** start of Given records **

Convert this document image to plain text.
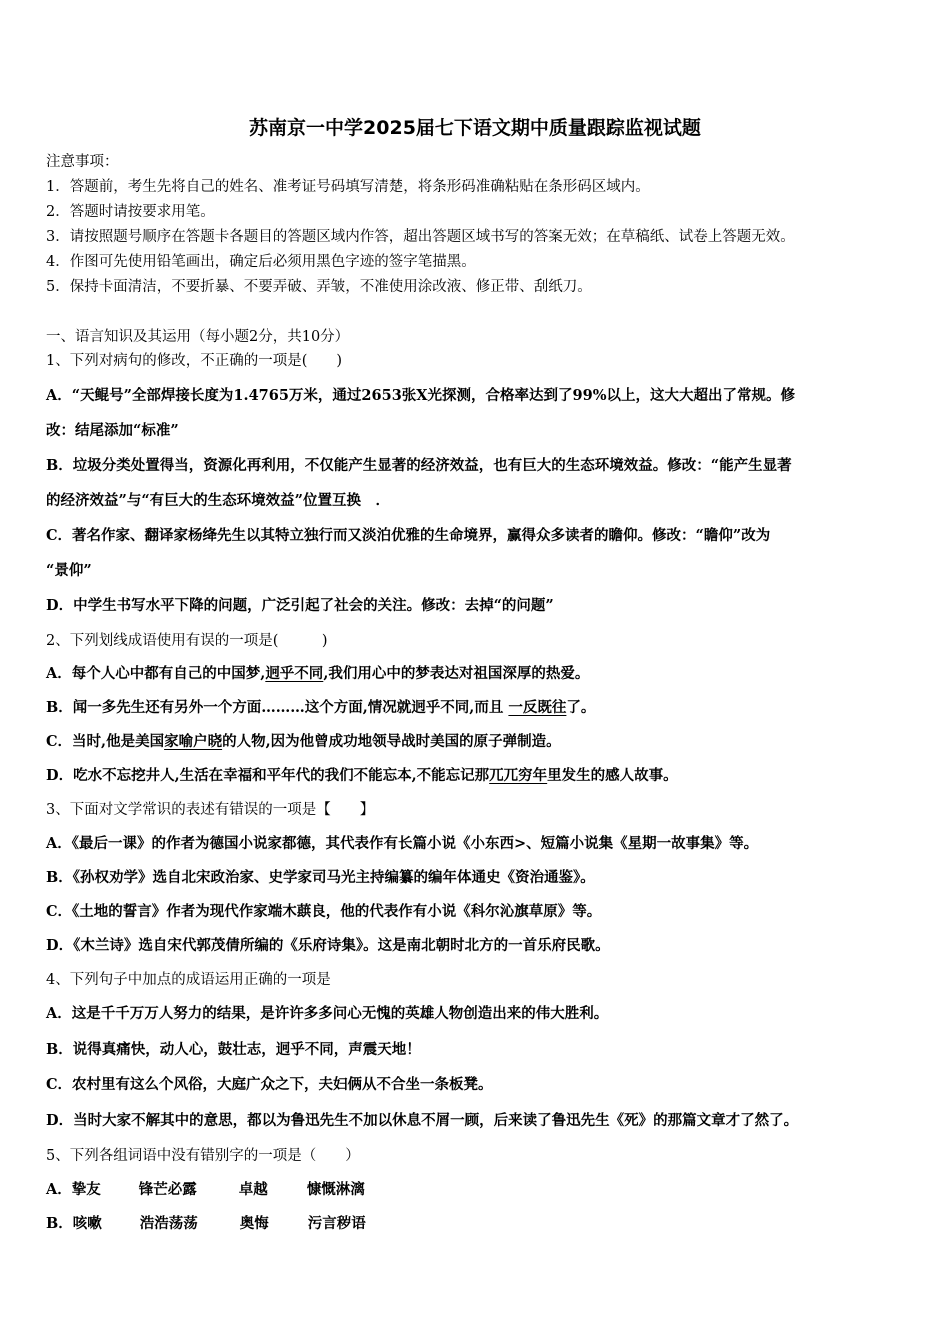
苏南京一中学2025届七下语文期中质量跟踪监视试题
注意事项：
1．答题前，考生先将自己的姓名、准考证号码填写清楚，将条形码准确粘贴在条形码区域内。
2．答题时请按要求用笔。
3．请按照题号顺序在答题卡各题目的答题区域内作答，超出答题区域书写的答案无效；在草稿纸、试卷上答题无效。
4．作图可先使用铅笔画出，确定后必须用黑色字迹的签字笔描黑。
5．保持卡面清洁，不要折暴、不要弄破、弄皱，不准使用涂改液、修正带、刮纸刀。
一、语言知识及其运用（每小题2分，共10分）
1、下列对病句的修改，不正确的一项是(　　)
A．“天鲲号”全部焊接长度为1.4765万米，通过2653张X光探测，合格率达到了99%以上，这大大超出了常规。修
改：结尾添加“标准”
B．垃圾分类处置得当，资源化再利用，不仅能产生显著的经济效益，也有巨大的生态环境效益。修改：“能产生显著
的经济效益”与“有巨大的生态环境效益”位置互换　．
C．著名作家、翻译家杨绛先生以其特立独行而又淡泊优雅的生命境界，赢得众多读者的瞻仰。修改：“瞻仰”改为
“景仰”
D．中学生书写水平下降的问题，广泛引起了社会的关注。修改：去掉“的问题”
2、下列划线成语使用有误的一项是(　　　)
A．每个人心中都有自己的中国梦,迥乎不同,我们用心中的梦表达对祖国深厚的热爱。
B．闻一多先生还有另外一个方面………这个方面,情况就迥乎不同,而且 一反既往了。
C．当时,他是美国家喻户晓的人物,因为他曾成功地领导战时美国的原子弹制造。
D．吃水不忘挖井人,生活在幸福和平年代的我们不能忘本,不能忘记那兀兀穷年里发生的感人故事。
3、下面对文学常识的表述有错误的一项是【　　】
A．《最后一课》的作者为德国小说家都德，其代表作有长篇小说《小东西>、短篇小说集《星期一故事集》等。
B．《孙权劝学》选自北宋政治家、史学家司马光主持编纂的编年体通史《资治通鉴》。
C．《土地的誓言》作者为现代作家端木蕻良，他的代表作有小说《科尔沁旗草原》等。
D．《木兰诗》选自宋代郭茂倩所编的《乐府诗集》。这是南北朝时北方的一首乐府民歌。
4、下列句子中加点的成语运用正确的一项是
A．这是千千万万人努力的结果，是许许多多问心无愧的英雄人物创造出来的伟大胜利。
B．说得真痛快，动人心，鼓壮志，迥乎不同，声震天地！
C．农村里有这么个风俗，大庭广众之下，夫妇俩从不合坐一条板凳。
D．当时大家不解其中的意思，都以为鲁迅先生不加以休息不屑一顾，后来读了鲁迅先生《死》的那篇文章才了然了。
5、下列各组词语中没有错别字的一项是（　　）
A．挚友	锋芒必露	卓越	慷慨淋漓
B．咳嗽	浩浩荡荡	奥悔	污言秽语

** end of Given records **

Task statement
Transcribe every line from the records above without alteration, and leave out the images.

Output of the task
Convert this document image to plain text.
苏南京一中学2025届七下语文期中质量跟踪监视试题
注意事项：
1．答题前，考生先将自己的姓名、准考证号码填写清楚，将条形码准确粘贴在条形码区域内。
2．答题时请按要求用笔。
3．请按照题号顺序在答题卡各题目的答题区域内作答，超出答题区域书写的答案无效；在草稿纸、试卷上答题无效。
4．作图可先使用铅笔画出，确定后必须用黑色字迹的签字笔描黑。
5．保持卡面清洁，不要折暴、不要弄破、弄皱，不准使用涂改液、修正带、刮纸刀。
一、语言知识及其运用（每小题2分，共10分）
1、下列对病句的修改，不正确的一项是(　　)
A．“天鲲号”全部焊接长度为1.4765万米，通过2653张X光探测，合格率达到了99%以上，这大大超出了常规。修
改：结尾添加“标准”
B．垃圾分类处置得当，资源化再利用，不仅能产生显著的经济效益，也有巨大的生态环境效益。修改：“能产生显著
的经济效益”与“有巨大的生态环境效益”位置互换　．
C．著名作家、翻译家杨绛先生以其特立独行而又淡泊优雅的生命境界，赢得众多读者的瞻仰。修改：“瞻仰”改为
“景仰”
D．中学生书写水平下降的问题，广泛引起了社会的关注。修改：去掉“的问题”
2、下列划线成语使用有误的一项是(　　　)
A．每个人心中都有自己的中国梦,迥乎不同,我们用心中的梦表达对祖国深厚的热爱。
B．闻一多先生还有另外一个方面………这个方面,情况就迥乎不同,而且 一反既往了。
C．当时,他是美国家喻户晓的人物,因为他曾成功地领导战时美国的原子弹制造。
D．吃水不忘挖井人,生活在幸福和平年代的我们不能忘本,不能忘记那兀兀穷年里发生的感人故事。
3、下面对文学常识的表述有错误的一项是【　　】
A．《最后一课》的作者为德国小说家都德，其代表作有长篇小说《小东西>、短篇小说集《星期一故事集》等。
B．《孙权劝学》选自北宋政治家、史学家司马光主持编纂的编年体通史《资治通鉴》。
C．《土地的誓言》作者为现代作家端木蕻良，他的代表作有小说《科尔沁旗草原》等。
D．《木兰诗》选自宋代郭茂倩所编的《乐府诗集》。这是南北朝时北方的一首乐府民歌。
4、下列句子中加点的成语运用正确的一项是
A．这是千千万万人努力的结果，是许许多多问心无愧的英雄人物创造出来的伟大胜利。
B．说得真痛快，动人心，鼓壮志，迥乎不同，声震天地！
C．农村里有这么个风俗，大庭广众之下，夫妇俩从不合坐一条板凳。
D．当时大家不解其中的意思，都以为鲁迅先生不加以休息不屑一顾，后来读了鲁迅先生《死》的那篇文章才了然了。
5、下列各组词语中没有错别字的一项是（　　）
A．挚友	锋芒必露	卓越	慷慨淋漓
B．咳嗽	浩浩荡荡	奥悔	污言秽语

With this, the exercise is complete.